* **What you should do**
Copy each line of the entries that contains the word "sont".

Extracted data entries
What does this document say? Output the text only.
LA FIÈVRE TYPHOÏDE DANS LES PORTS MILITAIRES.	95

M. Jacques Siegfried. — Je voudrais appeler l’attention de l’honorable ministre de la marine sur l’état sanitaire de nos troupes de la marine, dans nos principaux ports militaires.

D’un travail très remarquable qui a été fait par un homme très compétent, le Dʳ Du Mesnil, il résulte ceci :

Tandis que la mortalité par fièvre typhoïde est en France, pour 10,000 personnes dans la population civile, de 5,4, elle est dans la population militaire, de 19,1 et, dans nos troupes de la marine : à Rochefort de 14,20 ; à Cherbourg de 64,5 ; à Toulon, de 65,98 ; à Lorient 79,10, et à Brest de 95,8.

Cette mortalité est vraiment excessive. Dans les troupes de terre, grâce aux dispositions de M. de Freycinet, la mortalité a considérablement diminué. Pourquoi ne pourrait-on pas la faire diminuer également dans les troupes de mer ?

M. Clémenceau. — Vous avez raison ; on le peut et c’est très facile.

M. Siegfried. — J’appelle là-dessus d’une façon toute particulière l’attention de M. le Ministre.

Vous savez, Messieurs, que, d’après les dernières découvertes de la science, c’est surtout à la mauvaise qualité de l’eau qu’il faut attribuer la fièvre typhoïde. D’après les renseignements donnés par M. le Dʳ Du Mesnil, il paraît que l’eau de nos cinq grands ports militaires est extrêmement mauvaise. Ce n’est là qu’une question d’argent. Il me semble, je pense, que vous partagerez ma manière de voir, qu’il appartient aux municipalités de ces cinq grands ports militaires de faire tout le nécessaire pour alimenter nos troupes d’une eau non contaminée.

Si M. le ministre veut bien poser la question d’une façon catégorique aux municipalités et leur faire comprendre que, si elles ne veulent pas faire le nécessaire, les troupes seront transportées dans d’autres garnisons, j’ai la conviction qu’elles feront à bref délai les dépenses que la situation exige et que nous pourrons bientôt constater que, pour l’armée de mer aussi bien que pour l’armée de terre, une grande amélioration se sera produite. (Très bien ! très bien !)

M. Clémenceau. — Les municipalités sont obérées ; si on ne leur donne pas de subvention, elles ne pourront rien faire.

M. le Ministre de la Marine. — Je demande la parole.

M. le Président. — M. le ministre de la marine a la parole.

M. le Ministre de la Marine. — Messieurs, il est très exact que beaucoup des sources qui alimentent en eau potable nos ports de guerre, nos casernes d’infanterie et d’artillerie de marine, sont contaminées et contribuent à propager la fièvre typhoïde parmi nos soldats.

* **The answer**
M. Clémenceau. — Les municipalités sont obérées ; si on ne leur donne pas de subvention, elles ne pourront rien faire.
M. le Ministre de la Marine. — Messieurs, il est très exact que beaucoup des sources qui alimentent en eau potable nos ports de guerre, nos casernes d’infanterie et d’artillerie de marine, sont contaminées et contribuent à propager la fièvre typhoïde parmi nos soldats.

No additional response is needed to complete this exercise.